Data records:
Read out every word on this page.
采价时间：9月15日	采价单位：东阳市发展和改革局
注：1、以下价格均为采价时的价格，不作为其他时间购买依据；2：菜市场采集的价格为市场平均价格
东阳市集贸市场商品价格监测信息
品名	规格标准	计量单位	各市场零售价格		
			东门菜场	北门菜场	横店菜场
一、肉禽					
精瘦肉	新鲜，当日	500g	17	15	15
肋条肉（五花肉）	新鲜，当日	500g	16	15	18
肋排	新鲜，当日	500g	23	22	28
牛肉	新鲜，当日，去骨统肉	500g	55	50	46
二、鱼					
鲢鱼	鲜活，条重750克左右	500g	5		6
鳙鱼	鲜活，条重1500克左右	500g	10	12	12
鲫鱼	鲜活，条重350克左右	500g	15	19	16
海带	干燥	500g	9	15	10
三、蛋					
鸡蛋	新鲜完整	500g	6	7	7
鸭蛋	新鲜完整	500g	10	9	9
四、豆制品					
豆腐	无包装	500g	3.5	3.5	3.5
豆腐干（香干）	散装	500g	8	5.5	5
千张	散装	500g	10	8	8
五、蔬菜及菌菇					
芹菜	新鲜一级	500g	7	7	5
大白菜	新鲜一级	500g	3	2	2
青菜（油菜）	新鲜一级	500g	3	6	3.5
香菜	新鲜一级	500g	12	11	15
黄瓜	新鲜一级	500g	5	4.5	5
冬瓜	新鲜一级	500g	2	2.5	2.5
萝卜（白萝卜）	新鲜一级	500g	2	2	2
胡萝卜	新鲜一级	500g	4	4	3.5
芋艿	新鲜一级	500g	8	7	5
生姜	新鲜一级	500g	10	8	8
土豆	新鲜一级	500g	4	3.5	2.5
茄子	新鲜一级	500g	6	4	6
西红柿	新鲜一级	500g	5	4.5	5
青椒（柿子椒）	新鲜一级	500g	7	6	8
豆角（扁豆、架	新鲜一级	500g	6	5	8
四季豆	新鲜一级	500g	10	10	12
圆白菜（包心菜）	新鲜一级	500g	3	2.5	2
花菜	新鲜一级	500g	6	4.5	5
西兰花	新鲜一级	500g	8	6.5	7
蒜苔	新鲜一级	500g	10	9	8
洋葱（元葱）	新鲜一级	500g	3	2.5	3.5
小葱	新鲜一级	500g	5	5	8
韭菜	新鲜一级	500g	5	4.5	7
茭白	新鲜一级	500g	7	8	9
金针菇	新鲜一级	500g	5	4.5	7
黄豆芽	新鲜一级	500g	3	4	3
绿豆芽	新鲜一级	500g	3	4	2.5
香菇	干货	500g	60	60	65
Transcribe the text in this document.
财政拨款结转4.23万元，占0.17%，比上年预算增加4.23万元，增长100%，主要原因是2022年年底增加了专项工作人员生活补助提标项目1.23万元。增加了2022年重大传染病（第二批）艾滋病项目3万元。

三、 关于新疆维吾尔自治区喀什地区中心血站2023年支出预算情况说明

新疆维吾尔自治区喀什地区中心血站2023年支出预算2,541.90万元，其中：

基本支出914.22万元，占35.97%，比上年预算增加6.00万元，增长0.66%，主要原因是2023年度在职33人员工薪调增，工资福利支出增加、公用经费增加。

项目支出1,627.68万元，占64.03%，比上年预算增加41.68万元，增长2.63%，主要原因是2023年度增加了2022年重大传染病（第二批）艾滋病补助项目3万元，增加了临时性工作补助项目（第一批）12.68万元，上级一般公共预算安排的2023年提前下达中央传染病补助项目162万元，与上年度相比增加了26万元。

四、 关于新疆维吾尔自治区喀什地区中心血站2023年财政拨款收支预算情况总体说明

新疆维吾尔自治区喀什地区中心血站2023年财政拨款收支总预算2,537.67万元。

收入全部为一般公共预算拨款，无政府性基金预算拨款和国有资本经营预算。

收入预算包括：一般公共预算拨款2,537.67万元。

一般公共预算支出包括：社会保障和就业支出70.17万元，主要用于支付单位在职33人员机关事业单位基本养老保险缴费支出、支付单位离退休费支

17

TASK DIRECTIONS: Would you write down every record again, exactly?

FULL SOLUTION:
Read out every word on this page.
采价时间：9月15日	采价单位：东阳市发展和改革局
注：1、以下价格均为采价时的价格，不作为其他时间购买依据；2：菜市场采集的价格为市场平均价格
东阳市集贸市场商品价格监测信息
品名	规格标准	计量单位	各市场零售价格		
			东门菜场	北门菜场	横店菜场
一、肉禽					
精瘦肉	新鲜，当日	500g	17	15	15
肋条肉（五花肉）	新鲜，当日	500g	16	15	18
肋排	新鲜，当日	500g	23	22	28
牛肉	新鲜，当日，去骨统肉	500g	55	50	46
二、鱼					
鲢鱼	鲜活，条重750克左右	500g	5		6
鳙鱼	鲜活，条重1500克左右	500g	10	12	12
鲫鱼	鲜活，条重350克左右	500g	15	19	16
海带	干燥	500g	9	15	10
三、蛋					
鸡蛋	新鲜完整	500g	6	7	7
鸭蛋	新鲜完整	500g	10	9	9
四、豆制品					
豆腐	无包装	500g	3.5	3.5	3.5
豆腐干（香干）	散装	500g	8	5.5	5
千张	散装	500g	10	8	8
五、蔬菜及菌菇					
芹菜	新鲜一级	500g	7	7	5
大白菜	新鲜一级	500g	3	2	2
青菜（油菜）	新鲜一级	500g	3	6	3.5
香菜	新鲜一级	500g	12	11	15
黄瓜	新鲜一级	500g	5	4.5	5
冬瓜	新鲜一级	500g	2	2.5	2.5
萝卜（白萝卜）	新鲜一级	500g	2	2	2
胡萝卜	新鲜一级	500g	4	4	3.5
芋艿	新鲜一级	500g	8	7	5
生姜	新鲜一级	500g	10	8	8
土豆	新鲜一级	500g	4	3.5	2.5
茄子	新鲜一级	500g	6	4	6
西红柿	新鲜一级	500g	5	4.5	5
青椒（柿子椒）	新鲜一级	500g	7	6	8
豆角（扁豆、架	新鲜一级	500g	6	5	8
四季豆	新鲜一级	500g	10	10	12
圆白菜（包心菜）	新鲜一级	500g	3	2.5	2
花菜	新鲜一级	500g	6	4.5	5
西兰花	新鲜一级	500g	8	6.5	7
蒜苔	新鲜一级	500g	10	9	8
洋葱（元葱）	新鲜一级	500g	3	2.5	3.5
小葱	新鲜一级	500g	5	5	8
韭菜	新鲜一级	500g	5	4.5	7
茭白	新鲜一级	500g	7	8	9
金针菇	新鲜一级	500g	5	4.5	7
黄豆芽	新鲜一级	500g	3	4	3
绿豆芽	新鲜一级	500g	3	4	2.5
香菇	干货	500g	60	60	65
Transcribe the text in this document.
财政拨款结转4.23万元，占0.17%，比上年预算增加4.23万元，增长100%，主要原因是2022年年底增加了专项工作人员生活补助提标项目1.23万元。增加了2022年重大传染病（第二批）艾滋病项目3万元。

三、 关于新疆维吾尔自治区喀什地区中心血站2023年支出预算情况说明

新疆维吾尔自治区喀什地区中心血站2023年支出预算2,541.90万元，其中：

基本支出914.22万元，占35.97%，比上年预算增加6.00万元，增长0.66%，主要原因是2023年度在职33人员工薪调增，工资福利支出增加、公用经费增加。

项目支出1,627.68万元，占64.03%，比上年预算增加41.68万元，增长2.63%，主要原因是2023年度增加了2022年重大传染病（第二批）艾滋病补助项目3万元，增加了临时性工作补助项目（第一批）12.68万元，上级一般公共预算安排的2023年提前下达中央传染病补助项目162万元，与上年度相比增加了26万元。

四、 关于新疆维吾尔自治区喀什地区中心血站2023年财政拨款收支预算情况总体说明

新疆维吾尔自治区喀什地区中心血站2023年财政拨款收支总预算2,537.67万元。

收入全部为一般公共预算拨款，无政府性基金预算拨款和国有资本经营预算。

收入预算包括：一般公共预算拨款2,537.67万元。

一般公共预算支出包括：社会保障和就业支出70.17万元，主要用于支付单位在职33人员机关事业单位基本养老保险缴费支出、支付单位离退休费支

17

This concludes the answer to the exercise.